The exercise: Rewrite the data lines starting at the line that contains "Format: name [x0,y0,x1,y1]." and ending at the line that contains "nav-faqs[interactable]: FAQS [274,60,311,78]", replacing "bullet" with "marker" wherever it appears and leaving everything else unchanged.
-------
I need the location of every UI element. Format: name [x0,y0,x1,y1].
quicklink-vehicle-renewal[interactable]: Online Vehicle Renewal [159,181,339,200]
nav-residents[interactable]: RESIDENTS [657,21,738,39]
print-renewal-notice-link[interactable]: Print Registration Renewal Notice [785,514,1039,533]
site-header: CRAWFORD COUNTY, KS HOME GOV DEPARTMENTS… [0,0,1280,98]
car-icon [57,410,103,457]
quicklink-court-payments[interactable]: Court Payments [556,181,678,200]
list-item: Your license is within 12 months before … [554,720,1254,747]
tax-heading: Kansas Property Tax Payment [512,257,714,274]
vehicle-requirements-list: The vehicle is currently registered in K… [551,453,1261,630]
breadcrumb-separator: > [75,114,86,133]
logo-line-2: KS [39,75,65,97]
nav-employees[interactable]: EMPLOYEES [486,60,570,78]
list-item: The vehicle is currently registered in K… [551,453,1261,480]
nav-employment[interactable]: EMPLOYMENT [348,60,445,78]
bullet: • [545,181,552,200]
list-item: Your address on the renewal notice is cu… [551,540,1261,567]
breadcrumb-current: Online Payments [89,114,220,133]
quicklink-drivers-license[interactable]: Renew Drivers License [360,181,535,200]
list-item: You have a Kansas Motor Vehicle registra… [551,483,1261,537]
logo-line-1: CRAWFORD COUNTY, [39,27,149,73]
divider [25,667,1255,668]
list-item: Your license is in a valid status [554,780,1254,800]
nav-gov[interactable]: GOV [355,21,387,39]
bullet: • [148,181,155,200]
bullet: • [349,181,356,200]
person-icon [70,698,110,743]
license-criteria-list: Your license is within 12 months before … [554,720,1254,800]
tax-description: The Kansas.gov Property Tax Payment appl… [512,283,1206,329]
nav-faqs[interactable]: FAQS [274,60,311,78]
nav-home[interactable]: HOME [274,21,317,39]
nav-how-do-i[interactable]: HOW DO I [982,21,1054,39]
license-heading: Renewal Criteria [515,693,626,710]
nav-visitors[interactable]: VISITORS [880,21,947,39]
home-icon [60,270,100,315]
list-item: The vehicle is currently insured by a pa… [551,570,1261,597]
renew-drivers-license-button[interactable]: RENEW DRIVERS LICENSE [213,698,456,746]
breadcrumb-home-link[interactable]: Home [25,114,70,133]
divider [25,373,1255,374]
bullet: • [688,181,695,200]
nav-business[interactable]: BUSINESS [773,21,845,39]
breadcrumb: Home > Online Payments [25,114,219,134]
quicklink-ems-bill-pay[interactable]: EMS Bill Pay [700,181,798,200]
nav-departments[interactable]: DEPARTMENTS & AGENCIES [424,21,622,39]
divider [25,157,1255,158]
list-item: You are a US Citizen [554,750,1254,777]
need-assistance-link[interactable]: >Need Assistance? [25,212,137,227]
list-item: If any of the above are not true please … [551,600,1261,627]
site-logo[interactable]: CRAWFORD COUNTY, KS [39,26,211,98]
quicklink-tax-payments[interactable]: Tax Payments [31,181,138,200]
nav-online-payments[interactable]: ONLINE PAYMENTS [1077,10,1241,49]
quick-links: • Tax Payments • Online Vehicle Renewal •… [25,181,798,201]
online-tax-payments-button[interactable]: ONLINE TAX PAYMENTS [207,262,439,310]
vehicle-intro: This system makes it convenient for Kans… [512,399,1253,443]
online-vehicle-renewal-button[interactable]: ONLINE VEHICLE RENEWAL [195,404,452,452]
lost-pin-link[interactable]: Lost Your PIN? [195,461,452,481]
-------
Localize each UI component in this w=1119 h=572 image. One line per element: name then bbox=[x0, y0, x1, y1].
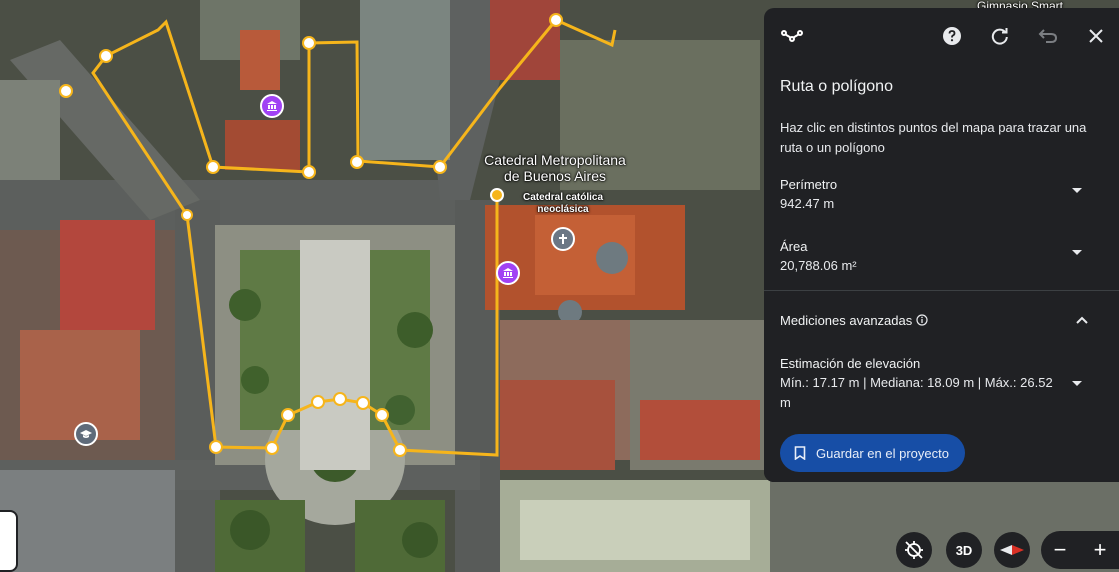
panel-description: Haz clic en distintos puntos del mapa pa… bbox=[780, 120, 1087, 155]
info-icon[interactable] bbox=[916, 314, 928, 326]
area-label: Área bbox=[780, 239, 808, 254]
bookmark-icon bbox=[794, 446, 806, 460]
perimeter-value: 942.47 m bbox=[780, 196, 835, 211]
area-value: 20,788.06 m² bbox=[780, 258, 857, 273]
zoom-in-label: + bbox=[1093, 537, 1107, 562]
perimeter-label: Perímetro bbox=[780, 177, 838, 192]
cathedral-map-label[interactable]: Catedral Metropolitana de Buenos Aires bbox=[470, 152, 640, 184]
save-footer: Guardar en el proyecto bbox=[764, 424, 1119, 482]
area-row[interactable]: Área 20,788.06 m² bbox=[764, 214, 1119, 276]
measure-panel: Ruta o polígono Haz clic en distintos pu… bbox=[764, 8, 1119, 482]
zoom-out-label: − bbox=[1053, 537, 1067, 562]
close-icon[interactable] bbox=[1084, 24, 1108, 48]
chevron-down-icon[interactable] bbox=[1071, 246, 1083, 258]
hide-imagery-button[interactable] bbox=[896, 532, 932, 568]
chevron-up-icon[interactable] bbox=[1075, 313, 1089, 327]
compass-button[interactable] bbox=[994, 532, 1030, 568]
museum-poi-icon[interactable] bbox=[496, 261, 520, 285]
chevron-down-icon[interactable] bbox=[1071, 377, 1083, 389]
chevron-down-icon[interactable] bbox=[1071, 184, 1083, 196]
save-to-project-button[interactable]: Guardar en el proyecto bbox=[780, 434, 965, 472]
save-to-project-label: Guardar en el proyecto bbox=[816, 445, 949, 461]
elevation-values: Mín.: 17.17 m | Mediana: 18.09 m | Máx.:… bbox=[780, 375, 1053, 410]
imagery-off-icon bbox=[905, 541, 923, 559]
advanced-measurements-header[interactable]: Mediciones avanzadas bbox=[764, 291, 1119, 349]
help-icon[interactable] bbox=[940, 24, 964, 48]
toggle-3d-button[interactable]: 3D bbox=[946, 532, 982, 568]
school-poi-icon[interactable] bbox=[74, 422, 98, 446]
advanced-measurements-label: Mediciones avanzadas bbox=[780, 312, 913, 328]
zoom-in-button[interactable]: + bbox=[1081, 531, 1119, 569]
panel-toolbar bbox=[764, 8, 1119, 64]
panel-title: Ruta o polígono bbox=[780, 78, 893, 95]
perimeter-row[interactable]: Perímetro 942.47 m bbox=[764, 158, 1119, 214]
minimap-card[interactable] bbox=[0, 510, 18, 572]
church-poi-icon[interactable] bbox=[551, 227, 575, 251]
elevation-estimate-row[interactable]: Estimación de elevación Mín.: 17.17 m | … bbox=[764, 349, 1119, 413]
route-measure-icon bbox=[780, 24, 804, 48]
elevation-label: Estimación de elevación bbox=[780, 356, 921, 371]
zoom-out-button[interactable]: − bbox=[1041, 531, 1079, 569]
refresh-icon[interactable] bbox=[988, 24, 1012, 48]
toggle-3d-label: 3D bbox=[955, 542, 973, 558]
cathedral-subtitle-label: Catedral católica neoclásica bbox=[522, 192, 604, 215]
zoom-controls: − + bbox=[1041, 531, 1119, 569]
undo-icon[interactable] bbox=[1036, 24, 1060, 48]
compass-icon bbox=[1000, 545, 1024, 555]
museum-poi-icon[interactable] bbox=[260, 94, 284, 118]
-------
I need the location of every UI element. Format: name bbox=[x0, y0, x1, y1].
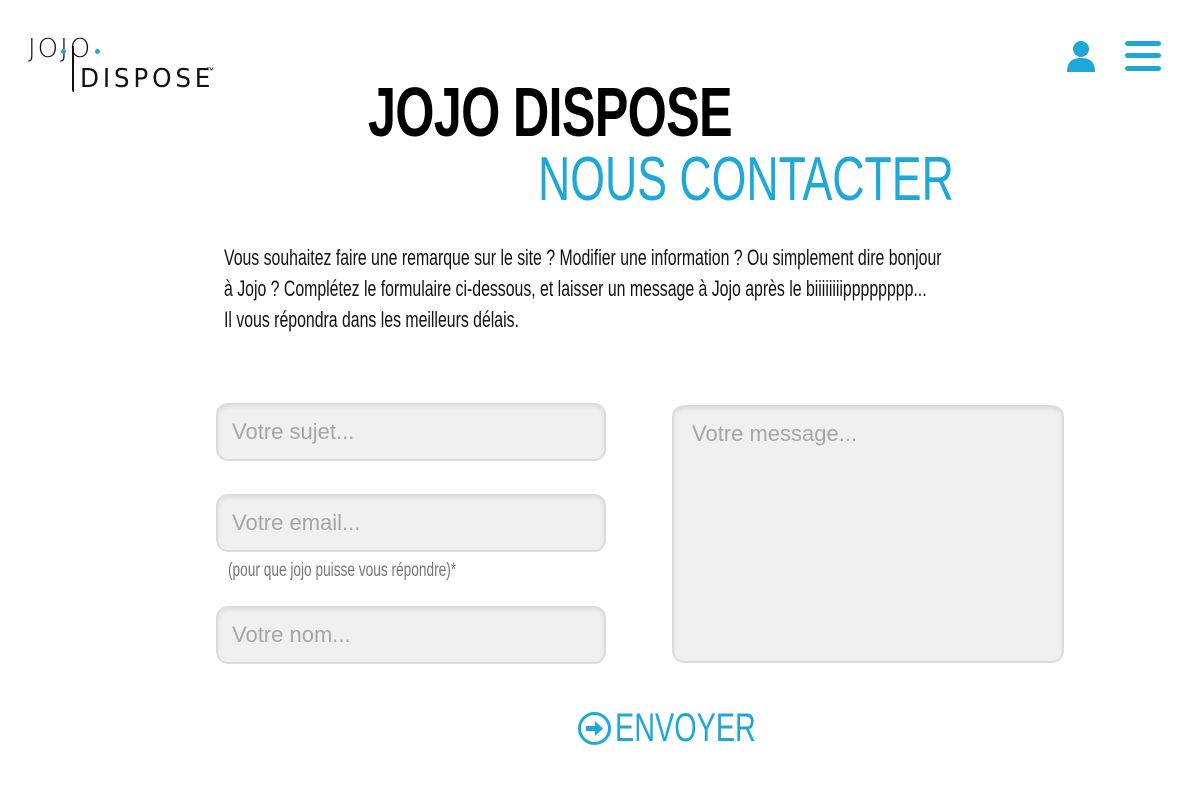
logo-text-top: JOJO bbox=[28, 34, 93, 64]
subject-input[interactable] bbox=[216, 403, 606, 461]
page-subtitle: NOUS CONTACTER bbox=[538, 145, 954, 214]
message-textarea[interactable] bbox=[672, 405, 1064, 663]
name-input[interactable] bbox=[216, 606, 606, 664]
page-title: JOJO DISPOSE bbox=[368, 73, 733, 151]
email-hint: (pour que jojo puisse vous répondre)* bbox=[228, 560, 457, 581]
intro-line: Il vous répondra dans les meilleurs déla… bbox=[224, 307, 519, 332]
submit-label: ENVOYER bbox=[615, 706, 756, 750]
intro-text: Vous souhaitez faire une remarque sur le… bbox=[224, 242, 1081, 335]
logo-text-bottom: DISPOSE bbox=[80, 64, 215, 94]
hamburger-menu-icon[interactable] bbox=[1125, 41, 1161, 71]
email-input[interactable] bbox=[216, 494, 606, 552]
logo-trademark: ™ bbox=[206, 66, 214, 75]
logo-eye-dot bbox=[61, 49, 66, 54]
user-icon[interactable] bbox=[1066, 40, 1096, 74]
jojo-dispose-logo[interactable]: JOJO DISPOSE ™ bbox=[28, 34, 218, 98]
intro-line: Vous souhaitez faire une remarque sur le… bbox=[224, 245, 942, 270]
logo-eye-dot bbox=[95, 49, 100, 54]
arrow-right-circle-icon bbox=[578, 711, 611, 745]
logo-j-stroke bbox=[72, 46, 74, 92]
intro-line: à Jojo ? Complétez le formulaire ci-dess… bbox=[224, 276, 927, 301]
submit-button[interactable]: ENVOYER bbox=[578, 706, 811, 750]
-------
Answer for the task:
I need the location of every UI element. Format: name [x0,y0,x1,y1].
quicklink-vehicle-renewal[interactable]: Online Vehicle Renewal [159,181,339,200]
nav-residents[interactable]: RESIDENTS [657,21,738,39]
print-renewal-notice-link[interactable]: Print Registration Renewal Notice [785,514,1039,533]
site-header: CRAWFORD COUNTY, KS HOME GOV DEPARTMENTS… [0,0,1280,98]
car-icon [57,410,103,457]
quicklink-court-payments[interactable]: Court Payments [556,181,678,200]
list-item: Your license is within 12 months before … [554,720,1254,747]
tax-heading: Kansas Property Tax Payment [512,257,714,274]
vehicle-requirements-list: The vehicle is currently registered in K… [551,453,1261,630]
breadcrumb-separator: > [75,114,86,133]
logo-line-2: KS [39,75,65,97]
nav-employees[interactable]: EMPLOYEES [486,60,570,78]
list-item: The vehicle is currently registered in K… [551,453,1261,480]
nav-employment[interactable]: EMPLOYMENT [348,60,445,78]
marker: • [545,181,552,200]
list-item: Your address on the renewal notice is cu… [551,540,1261,567]
breadcrumb-current: Online Payments [89,114,220,133]
quicklink-drivers-license[interactable]: Renew Drivers License [360,181,535,200]
list-item: You have a Kansas Motor Vehicle registra… [551,483,1261,537]
logo-line-1: CRAWFORD COUNTY, [39,27,149,73]
divider [25,667,1255,668]
list-item: Your license is in a valid status [554,780,1254,800]
nav-gov[interactable]: GOV [355,21,387,39]
marker: • [148,181,155,200]
marker: • [349,181,356,200]
person-icon [70,698,110,743]
license-criteria-list: Your license is within 12 months before … [554,720,1254,800]
tax-description: The Kansas.gov Property Tax Payment appl… [512,283,1206,329]
nav-faqs[interactable]: FAQS [274,60,311,78]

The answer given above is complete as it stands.